### EXERCISE
From the records below, extract all the text exactly and leave the images behind.

### SUPPLIED DATA
—————
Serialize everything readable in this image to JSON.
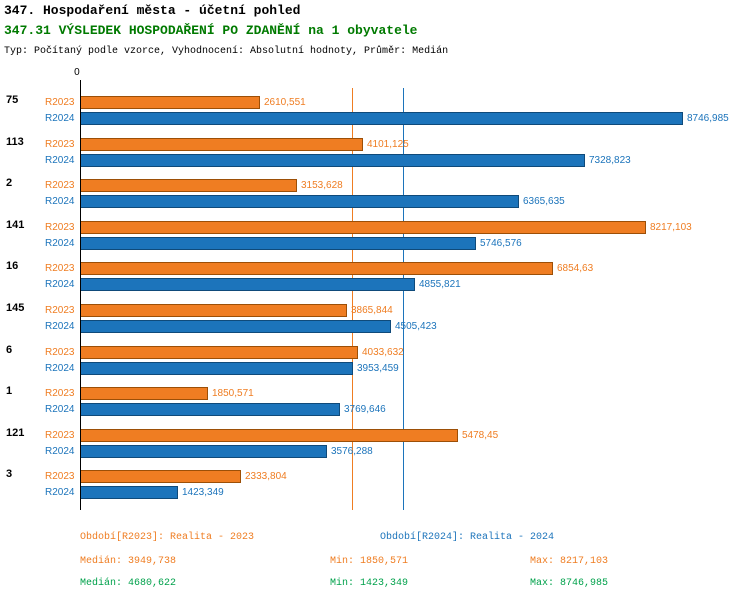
{
  "header": {
    "title_line1": "347. Hospodaření města - účetní pohled",
    "title_line2": "347.31 VÝSLEDEK HOSPODAŘENÍ PO ZDANĚNÍ na 1 obyvatele",
    "subtitle": "Typ: Počítaný podle vzorce, Vyhodnocení: Absolutní hodnoty, Průměr: Medián"
  },
  "colors": {
    "r2023_orange": "#EF7D22",
    "r2024_blue": "#1C74BB",
    "title_green": "#007A00",
    "stats_green": "#00A14B",
    "axis_black": "#000000"
  },
  "chart_data": {
    "type": "bar",
    "orientation": "horizontal",
    "title": "347.31 VÝSLEDEK HOSPODAŘENÍ PO ZDANĚNÍ na 1 obyvatele",
    "xlim": [
      0,
      8746.985
    ],
    "zero_tick_label": "0",
    "grid": false,
    "legend_position": "bottom",
    "categories": [
      "75",
      "113",
      "2",
      "141",
      "16",
      "145",
      "6",
      "1",
      "121",
      "3"
    ],
    "series": [
      {
        "name": "R2023",
        "legend": "Období[R2023]: Realita - 2023",
        "color": "#EF7D22",
        "border_color": "#9C4F07",
        "values": [
          2610.551,
          4101.125,
          3153.628,
          8217.103,
          6854.63,
          3865.844,
          4033.632,
          1850.571,
          5478.45,
          2333.804
        ],
        "value_labels": [
          "2610,551",
          "4101,125",
          "3153,628",
          "8217,103",
          "6854,63",
          "3865,844",
          "4033,632",
          "1850,571",
          "5478,45",
          "2333,804"
        ]
      },
      {
        "name": "R2024",
        "legend": "Období[R2024]: Realita - 2024",
        "color": "#1C74BB",
        "border_color": "#0F4A7A",
        "values": [
          8746.985,
          7328.823,
          6365.635,
          5746.576,
          4855.821,
          4505.423,
          3953.459,
          3769.646,
          3576.288,
          1423.349
        ],
        "value_labels": [
          "8746,985",
          "7328,823",
          "6365,635",
          "5746,576",
          "4855,821",
          "4505,423",
          "3953,459",
          "3769,646",
          "3576,288",
          "1423,349"
        ]
      }
    ],
    "reference_lines": [
      {
        "name": "median-r2023",
        "value": 3949.738,
        "color": "#EF7D22"
      },
      {
        "name": "median-r2024",
        "value": 4680.622,
        "color": "#1C74BB"
      }
    ]
  },
  "legend": {
    "r2023": "Období[R2023]: Realita - 2023",
    "r2024": "Období[R2024]: Realita - 2024"
  },
  "stats": {
    "r2023": {
      "median": "Medián: 3949,738",
      "min": "Min: 1850,571",
      "max": "Max: 8217,103"
    },
    "r2024": {
      "median": "Medián: 4680,622",
      "min": "Min: 1423,349",
      "max": "Max: 8746,985"
    }
  }
}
—————
### EXERCISE SOLUTION
Serialize everything readable in this image to JSON.
{
  "header": {
    "title_line1": "347. Hospodaření města - účetní pohled",
    "title_line2": "347.31 VÝSLEDEK HOSPODAŘENÍ PO ZDANĚNÍ na 1 obyvatele",
    "subtitle": "Typ: Počítaný podle vzorce, Vyhodnocení: Absolutní hodnoty, Průměr: Medián"
  },
  "colors": {
    "r2023_orange": "#EF7D22",
    "r2024_blue": "#1C74BB",
    "title_green": "#007A00",
    "stats_green": "#00A14B",
    "axis_black": "#000000"
  },
  "chart_data": {
    "type": "bar",
    "orientation": "horizontal",
    "title": "347.31 VÝSLEDEK HOSPODAŘENÍ PO ZDANĚNÍ na 1 obyvatele",
    "xlim": [
      0,
      8746.985
    ],
    "zero_tick_label": "0",
    "grid": false,
    "legend_position": "bottom",
    "categories": [
      "75",
      "113",
      "2",
      "141",
      "16",
      "145",
      "6",
      "1",
      "121",
      "3"
    ],
    "series": [
      {
        "name": "R2023",
        "legend": "Období[R2023]: Realita - 2023",
        "color": "#EF7D22",
        "border_color": "#9C4F07",
        "values": [
          2610.551,
          4101.125,
          3153.628,
          8217.103,
          6854.63,
          3865.844,
          4033.632,
          1850.571,
          5478.45,
          2333.804
        ],
        "value_labels": [
          "2610,551",
          "4101,125",
          "3153,628",
          "8217,103",
          "6854,63",
          "3865,844",
          "4033,632",
          "1850,571",
          "5478,45",
          "2333,804"
        ]
      },
      {
        "name": "R2024",
        "legend": "Období[R2024]: Realita - 2024",
        "color": "#1C74BB",
        "border_color": "#0F4A7A",
        "values": [
          8746.985,
          7328.823,
          6365.635,
          5746.576,
          4855.821,
          4505.423,
          3953.459,
          3769.646,
          3576.288,
          1423.349
        ],
        "value_labels": [
          "8746,985",
          "7328,823",
          "6365,635",
          "5746,576",
          "4855,821",
          "4505,423",
          "3953,459",
          "3769,646",
          "3576,288",
          "1423,349"
        ]
      }
    ],
    "reference_lines": [
      {
        "name": "median-r2023",
        "value": 3949.738,
        "color": "#EF7D22"
      },
      {
        "name": "median-r2024",
        "value": 4680.622,
        "color": "#1C74BB"
      }
    ]
  },
  "legend": {
    "r2023": "Období[R2023]: Realita - 2023",
    "r2024": "Období[R2024]: Realita - 2024"
  },
  "stats": {
    "r2023": {
      "median": "Medián: 3949,738",
      "min": "Min: 1850,571",
      "max": "Max: 8217,103"
    },
    "r2024": {
      "median": "Medián: 4680,622",
      "min": "Min: 1423,349",
      "max": "Max: 8746,985"
    }
  }
}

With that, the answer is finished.